Exercise aim » Print the records exactly, from their first line through the line containing "menu-button[interactable] xyxy=(36,76,108,148)", including both.

Supplied material »
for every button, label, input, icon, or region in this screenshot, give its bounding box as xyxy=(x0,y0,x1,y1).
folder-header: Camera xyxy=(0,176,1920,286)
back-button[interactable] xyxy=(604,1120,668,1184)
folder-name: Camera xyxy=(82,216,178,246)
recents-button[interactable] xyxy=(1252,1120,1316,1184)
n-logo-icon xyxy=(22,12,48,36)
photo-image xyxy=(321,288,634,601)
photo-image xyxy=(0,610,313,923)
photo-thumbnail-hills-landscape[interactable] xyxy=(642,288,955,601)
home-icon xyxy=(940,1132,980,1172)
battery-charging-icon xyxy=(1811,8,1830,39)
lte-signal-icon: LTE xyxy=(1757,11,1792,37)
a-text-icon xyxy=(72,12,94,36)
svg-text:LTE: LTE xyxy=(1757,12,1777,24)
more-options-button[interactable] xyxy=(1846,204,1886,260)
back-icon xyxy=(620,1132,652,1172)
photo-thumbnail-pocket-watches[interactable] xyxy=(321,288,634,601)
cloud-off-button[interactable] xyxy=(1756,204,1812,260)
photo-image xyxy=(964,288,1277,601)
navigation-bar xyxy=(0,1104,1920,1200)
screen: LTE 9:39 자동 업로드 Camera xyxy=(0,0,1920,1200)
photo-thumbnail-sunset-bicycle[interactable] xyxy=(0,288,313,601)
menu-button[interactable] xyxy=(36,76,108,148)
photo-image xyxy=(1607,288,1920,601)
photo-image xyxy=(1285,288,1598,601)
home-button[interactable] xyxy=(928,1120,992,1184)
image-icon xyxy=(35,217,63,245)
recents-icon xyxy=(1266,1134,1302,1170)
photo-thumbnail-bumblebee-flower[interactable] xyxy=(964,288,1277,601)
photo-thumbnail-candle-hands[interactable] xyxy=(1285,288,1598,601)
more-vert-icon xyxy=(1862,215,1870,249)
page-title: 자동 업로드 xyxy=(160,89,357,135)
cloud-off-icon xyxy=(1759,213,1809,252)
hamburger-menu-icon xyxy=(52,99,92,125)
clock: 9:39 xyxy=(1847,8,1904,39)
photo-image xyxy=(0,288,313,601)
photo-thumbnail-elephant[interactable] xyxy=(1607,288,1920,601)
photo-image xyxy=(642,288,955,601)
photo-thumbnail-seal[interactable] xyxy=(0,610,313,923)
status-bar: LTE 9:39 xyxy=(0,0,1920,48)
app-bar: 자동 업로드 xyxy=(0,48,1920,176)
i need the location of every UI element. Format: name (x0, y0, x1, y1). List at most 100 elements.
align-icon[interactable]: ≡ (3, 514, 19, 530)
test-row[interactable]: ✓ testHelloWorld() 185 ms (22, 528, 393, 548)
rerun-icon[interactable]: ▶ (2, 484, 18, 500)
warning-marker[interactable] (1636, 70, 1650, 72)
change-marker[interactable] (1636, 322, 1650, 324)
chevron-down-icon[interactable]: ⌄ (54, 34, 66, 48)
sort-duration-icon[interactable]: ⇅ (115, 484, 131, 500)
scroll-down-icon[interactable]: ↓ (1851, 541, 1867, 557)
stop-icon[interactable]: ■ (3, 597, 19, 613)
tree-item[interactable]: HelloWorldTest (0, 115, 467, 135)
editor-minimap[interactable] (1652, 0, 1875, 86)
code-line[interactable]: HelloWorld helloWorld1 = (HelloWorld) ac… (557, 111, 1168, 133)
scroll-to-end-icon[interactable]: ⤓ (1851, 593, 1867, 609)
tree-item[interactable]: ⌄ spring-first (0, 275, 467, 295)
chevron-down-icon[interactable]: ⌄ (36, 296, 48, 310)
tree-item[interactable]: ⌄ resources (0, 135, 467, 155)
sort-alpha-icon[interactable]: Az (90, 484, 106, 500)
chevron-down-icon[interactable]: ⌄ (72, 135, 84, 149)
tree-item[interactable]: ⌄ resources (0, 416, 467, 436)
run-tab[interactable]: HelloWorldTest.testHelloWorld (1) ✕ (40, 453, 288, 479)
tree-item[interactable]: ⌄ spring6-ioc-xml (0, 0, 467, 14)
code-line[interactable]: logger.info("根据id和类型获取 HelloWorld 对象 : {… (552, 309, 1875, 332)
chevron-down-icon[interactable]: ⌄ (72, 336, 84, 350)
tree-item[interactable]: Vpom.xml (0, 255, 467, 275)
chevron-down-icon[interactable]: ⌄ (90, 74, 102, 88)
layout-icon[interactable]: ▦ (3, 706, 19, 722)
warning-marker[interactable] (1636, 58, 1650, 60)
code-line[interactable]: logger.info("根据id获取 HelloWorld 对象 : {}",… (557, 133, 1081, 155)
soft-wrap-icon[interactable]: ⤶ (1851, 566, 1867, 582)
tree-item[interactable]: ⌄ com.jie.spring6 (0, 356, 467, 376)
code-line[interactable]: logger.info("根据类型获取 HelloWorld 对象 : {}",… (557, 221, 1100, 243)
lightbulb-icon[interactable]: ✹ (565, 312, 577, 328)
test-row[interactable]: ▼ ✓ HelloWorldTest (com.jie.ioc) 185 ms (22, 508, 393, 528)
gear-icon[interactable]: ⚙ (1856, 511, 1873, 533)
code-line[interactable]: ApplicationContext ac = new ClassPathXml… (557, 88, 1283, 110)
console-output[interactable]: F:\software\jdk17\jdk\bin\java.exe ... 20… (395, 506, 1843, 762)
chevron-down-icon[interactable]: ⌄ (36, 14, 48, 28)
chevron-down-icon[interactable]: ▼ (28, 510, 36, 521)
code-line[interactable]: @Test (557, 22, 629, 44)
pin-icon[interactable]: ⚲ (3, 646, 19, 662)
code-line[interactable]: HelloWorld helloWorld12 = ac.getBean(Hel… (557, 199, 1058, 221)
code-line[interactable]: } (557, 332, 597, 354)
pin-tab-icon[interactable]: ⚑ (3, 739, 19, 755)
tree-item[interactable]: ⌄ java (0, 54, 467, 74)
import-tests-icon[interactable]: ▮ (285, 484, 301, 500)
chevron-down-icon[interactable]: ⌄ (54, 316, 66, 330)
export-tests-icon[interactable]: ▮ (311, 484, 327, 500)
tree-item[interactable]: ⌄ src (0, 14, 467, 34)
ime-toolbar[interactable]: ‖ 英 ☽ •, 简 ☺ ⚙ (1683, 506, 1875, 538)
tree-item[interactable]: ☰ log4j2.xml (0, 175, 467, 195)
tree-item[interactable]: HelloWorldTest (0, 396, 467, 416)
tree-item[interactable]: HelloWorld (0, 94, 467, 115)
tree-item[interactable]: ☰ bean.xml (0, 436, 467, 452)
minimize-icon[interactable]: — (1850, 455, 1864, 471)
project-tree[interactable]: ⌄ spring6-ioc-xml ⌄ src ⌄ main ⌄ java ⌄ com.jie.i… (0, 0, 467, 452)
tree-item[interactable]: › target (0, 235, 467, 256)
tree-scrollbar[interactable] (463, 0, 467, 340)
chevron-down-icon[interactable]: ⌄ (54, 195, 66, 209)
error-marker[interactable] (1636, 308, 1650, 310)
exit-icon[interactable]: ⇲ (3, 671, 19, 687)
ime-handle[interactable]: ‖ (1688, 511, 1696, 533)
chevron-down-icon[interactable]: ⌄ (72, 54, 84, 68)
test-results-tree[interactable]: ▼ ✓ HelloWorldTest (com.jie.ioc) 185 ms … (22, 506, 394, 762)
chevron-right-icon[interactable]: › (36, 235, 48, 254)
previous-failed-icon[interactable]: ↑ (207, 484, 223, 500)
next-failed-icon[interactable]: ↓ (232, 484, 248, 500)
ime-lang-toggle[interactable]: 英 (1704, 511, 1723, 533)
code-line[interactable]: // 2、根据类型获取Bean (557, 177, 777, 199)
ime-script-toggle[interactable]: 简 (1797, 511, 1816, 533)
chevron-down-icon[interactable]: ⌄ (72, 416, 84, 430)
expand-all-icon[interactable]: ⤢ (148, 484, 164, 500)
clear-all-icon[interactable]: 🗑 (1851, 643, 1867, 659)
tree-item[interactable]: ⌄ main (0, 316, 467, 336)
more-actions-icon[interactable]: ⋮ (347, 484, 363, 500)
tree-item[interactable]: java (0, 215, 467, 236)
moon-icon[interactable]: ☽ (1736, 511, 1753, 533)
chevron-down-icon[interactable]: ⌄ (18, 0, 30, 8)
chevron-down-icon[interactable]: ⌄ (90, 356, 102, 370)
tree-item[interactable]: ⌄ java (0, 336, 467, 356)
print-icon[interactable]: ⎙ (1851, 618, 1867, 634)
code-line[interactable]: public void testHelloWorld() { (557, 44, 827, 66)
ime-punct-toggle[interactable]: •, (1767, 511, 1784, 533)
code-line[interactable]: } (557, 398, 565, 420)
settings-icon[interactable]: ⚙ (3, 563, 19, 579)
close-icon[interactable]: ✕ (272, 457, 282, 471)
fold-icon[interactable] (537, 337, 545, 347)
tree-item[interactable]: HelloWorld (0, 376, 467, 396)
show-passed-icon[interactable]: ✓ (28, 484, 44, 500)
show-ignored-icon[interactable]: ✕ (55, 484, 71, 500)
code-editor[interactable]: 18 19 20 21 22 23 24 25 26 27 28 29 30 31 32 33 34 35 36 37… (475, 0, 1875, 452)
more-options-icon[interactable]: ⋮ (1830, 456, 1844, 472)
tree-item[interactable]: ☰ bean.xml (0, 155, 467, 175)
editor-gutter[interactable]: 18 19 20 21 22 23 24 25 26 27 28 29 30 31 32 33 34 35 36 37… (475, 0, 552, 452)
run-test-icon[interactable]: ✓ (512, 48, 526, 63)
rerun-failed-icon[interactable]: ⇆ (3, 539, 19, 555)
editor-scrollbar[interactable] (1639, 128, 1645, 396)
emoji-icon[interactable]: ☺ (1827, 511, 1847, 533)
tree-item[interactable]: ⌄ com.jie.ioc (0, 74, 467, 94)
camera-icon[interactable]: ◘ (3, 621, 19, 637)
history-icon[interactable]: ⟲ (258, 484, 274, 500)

The answer »
for every button, label, input, icon, or region in this screenshot, give its bounding box as xyxy=(x0,y0,x1,y1).
folder-header: Camera xyxy=(0,176,1920,286)
back-button[interactable] xyxy=(604,1120,668,1184)
folder-name: Camera xyxy=(82,216,178,246)
recents-button[interactable] xyxy=(1252,1120,1316,1184)
n-logo-icon xyxy=(22,12,48,36)
photo-image xyxy=(321,288,634,601)
photo-image xyxy=(0,610,313,923)
photo-thumbnail-hills-landscape[interactable] xyxy=(642,288,955,601)
home-icon xyxy=(940,1132,980,1172)
battery-charging-icon xyxy=(1811,8,1830,39)
lte-signal-icon: LTE xyxy=(1757,11,1792,37)
a-text-icon xyxy=(72,12,94,36)
svg-text:LTE: LTE xyxy=(1757,12,1777,24)
more-options-button[interactable] xyxy=(1846,204,1886,260)
back-icon xyxy=(620,1132,652,1172)
photo-thumbnail-pocket-watches[interactable] xyxy=(321,288,634,601)
cloud-off-button[interactable] xyxy=(1756,204,1812,260)
photo-image xyxy=(964,288,1277,601)
navigation-bar xyxy=(0,1104,1920,1200)
screen: LTE 9:39 자동 업로드 Camera xyxy=(0,0,1920,1200)
photo-thumbnail-sunset-bicycle[interactable] xyxy=(0,288,313,601)
menu-button[interactable] xyxy=(36,76,108,148)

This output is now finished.